WORK TO BE COMPLETED: Reproduce verbatim the stretch from the start of the items below through the line containing "maximize-button[interactable] xyxy=(1063,26,1126,60)", with both ends included.
◆ ◆ ◆ ◆
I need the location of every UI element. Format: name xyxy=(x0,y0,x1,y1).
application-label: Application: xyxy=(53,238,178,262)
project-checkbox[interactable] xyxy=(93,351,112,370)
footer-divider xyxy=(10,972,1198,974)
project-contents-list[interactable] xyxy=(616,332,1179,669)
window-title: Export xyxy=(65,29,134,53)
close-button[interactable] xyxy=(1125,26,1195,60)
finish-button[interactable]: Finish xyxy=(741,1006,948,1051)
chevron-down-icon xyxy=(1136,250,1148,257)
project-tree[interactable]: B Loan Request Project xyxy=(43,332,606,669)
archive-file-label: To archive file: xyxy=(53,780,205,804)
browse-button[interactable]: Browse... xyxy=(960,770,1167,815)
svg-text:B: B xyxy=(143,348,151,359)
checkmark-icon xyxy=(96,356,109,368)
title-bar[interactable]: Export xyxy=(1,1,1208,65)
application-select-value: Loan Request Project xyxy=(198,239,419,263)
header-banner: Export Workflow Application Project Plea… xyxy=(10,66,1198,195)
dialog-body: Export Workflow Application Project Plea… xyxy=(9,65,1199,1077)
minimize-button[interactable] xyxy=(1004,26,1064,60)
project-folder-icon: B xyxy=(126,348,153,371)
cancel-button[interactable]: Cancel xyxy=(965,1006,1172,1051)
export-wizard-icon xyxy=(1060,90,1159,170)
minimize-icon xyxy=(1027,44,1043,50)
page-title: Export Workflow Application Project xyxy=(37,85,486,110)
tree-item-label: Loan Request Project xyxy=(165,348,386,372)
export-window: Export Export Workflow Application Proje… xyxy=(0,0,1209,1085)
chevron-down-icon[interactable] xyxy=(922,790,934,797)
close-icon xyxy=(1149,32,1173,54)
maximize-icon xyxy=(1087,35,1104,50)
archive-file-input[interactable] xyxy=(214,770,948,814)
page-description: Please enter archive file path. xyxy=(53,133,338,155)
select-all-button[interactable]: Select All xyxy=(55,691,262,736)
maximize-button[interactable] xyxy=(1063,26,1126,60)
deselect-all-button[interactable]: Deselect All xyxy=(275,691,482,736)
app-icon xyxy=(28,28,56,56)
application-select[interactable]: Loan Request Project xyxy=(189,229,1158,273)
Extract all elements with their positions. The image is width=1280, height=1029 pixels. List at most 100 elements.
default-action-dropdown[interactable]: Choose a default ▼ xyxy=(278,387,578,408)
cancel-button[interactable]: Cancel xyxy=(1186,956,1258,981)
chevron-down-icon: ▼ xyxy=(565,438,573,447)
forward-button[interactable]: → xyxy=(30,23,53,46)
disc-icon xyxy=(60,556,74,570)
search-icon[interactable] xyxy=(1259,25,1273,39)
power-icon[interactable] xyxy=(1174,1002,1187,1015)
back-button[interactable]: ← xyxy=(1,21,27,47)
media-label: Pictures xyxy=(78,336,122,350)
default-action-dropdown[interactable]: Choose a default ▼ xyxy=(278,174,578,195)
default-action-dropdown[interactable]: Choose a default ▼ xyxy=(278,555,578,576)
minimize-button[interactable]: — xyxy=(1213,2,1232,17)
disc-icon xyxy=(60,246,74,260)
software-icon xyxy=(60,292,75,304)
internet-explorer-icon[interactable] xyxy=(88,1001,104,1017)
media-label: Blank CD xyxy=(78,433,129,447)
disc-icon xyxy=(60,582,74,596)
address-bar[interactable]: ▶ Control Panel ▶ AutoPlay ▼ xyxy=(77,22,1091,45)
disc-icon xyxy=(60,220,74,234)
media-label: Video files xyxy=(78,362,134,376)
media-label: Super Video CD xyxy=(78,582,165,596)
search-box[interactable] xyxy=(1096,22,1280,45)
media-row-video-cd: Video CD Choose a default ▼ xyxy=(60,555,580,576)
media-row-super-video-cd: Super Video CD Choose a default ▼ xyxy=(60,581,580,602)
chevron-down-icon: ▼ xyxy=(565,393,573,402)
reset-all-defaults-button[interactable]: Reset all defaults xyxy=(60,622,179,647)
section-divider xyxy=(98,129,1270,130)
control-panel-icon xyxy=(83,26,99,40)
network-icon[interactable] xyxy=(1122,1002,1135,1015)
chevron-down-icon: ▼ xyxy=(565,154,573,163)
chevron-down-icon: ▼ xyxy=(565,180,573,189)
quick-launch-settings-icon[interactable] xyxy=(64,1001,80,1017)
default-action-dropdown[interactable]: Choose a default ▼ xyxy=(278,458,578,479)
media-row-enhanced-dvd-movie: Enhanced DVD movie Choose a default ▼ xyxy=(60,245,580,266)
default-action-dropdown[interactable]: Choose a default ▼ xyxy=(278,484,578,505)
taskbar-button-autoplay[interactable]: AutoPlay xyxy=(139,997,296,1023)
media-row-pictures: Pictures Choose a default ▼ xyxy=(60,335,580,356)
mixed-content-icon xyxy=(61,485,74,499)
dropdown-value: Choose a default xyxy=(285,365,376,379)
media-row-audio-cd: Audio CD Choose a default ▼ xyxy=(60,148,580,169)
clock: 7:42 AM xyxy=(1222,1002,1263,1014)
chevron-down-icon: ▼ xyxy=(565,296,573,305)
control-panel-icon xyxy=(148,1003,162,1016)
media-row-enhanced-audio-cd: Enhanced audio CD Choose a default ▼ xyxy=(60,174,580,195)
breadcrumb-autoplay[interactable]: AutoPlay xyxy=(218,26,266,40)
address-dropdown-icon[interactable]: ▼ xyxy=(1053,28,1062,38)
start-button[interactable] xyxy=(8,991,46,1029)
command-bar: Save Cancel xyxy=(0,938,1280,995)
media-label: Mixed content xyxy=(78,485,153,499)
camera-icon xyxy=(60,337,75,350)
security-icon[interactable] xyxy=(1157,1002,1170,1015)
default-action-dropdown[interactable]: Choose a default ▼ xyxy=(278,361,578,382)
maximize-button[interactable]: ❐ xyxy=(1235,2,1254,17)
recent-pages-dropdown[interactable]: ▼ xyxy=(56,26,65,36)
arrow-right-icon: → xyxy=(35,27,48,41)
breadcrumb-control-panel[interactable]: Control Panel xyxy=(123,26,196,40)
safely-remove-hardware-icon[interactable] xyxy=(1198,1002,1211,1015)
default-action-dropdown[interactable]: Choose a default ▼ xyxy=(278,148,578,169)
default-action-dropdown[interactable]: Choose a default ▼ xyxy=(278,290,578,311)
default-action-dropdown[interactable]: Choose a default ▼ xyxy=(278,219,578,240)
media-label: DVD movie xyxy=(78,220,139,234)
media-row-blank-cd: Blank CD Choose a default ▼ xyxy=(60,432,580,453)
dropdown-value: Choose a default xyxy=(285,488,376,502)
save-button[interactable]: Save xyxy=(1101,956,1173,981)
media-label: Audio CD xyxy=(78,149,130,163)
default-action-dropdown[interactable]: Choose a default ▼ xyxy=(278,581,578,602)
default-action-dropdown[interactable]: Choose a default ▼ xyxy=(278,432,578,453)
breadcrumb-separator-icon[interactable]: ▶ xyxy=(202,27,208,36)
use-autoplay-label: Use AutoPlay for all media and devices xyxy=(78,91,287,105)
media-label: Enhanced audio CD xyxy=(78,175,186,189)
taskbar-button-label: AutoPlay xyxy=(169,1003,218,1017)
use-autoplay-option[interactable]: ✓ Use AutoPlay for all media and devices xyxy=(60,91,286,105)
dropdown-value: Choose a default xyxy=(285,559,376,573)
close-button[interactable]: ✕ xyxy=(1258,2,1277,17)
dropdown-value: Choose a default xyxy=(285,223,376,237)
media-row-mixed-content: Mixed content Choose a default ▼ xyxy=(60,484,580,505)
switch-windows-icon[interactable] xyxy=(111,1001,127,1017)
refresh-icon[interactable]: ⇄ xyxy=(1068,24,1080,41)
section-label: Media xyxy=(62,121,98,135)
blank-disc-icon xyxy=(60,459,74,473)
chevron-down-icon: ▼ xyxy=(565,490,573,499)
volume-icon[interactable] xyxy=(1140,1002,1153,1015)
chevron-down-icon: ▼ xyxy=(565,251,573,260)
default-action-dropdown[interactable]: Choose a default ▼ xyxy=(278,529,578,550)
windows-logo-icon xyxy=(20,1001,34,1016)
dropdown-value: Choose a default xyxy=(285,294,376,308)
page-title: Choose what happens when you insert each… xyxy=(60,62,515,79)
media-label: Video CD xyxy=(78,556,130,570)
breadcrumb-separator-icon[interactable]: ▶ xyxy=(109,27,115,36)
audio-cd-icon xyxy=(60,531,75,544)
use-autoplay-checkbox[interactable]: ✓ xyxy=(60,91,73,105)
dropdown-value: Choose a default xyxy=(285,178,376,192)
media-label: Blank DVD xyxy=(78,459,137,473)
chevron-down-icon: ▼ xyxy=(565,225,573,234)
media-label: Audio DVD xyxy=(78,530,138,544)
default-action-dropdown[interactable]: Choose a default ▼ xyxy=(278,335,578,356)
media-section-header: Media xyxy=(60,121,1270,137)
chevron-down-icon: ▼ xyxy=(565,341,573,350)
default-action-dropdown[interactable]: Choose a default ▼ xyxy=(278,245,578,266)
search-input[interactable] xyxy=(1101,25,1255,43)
◆ ◆ ◆ ◆
OUTPUT OF THE TASK:
I need the location of every UI element. Format: name xyxy=(x0,y0,x1,y1).
application-label: Application: xyxy=(53,238,178,262)
project-checkbox[interactable] xyxy=(93,351,112,370)
footer-divider xyxy=(10,972,1198,974)
project-contents-list[interactable] xyxy=(616,332,1179,669)
window-title: Export xyxy=(65,29,134,53)
close-button[interactable] xyxy=(1125,26,1195,60)
finish-button[interactable]: Finish xyxy=(741,1006,948,1051)
chevron-down-icon xyxy=(1136,250,1148,257)
project-tree[interactable]: B Loan Request Project xyxy=(43,332,606,669)
archive-file-label: To archive file: xyxy=(53,780,205,804)
browse-button[interactable]: Browse... xyxy=(960,770,1167,815)
svg-text:B: B xyxy=(143,348,151,359)
checkmark-icon xyxy=(96,356,109,368)
title-bar[interactable]: Export xyxy=(1,1,1208,65)
application-select-value: Loan Request Project xyxy=(198,239,419,263)
header-banner: Export Workflow Application Project Plea… xyxy=(10,66,1198,195)
dialog-body: Export Workflow Application Project Plea… xyxy=(9,65,1199,1077)
minimize-button[interactable] xyxy=(1004,26,1064,60)
project-folder-icon: B xyxy=(126,348,153,371)
cancel-button[interactable]: Cancel xyxy=(965,1006,1172,1051)
export-wizard-icon xyxy=(1060,90,1159,170)
minimize-icon xyxy=(1027,44,1043,50)
page-title: Export Workflow Application Project xyxy=(37,85,486,110)
tree-item-label: Loan Request Project xyxy=(165,348,386,372)
export-window: Export Export Workflow Application Proje… xyxy=(0,0,1209,1085)
chevron-down-icon[interactable] xyxy=(922,790,934,797)
close-icon xyxy=(1149,32,1173,54)
maximize-icon xyxy=(1087,35,1104,50)
archive-file-input[interactable] xyxy=(214,770,948,814)
page-description: Please enter archive file path. xyxy=(53,133,338,155)
select-all-button[interactable]: Select All xyxy=(55,691,262,736)
maximize-button[interactable] xyxy=(1063,26,1126,60)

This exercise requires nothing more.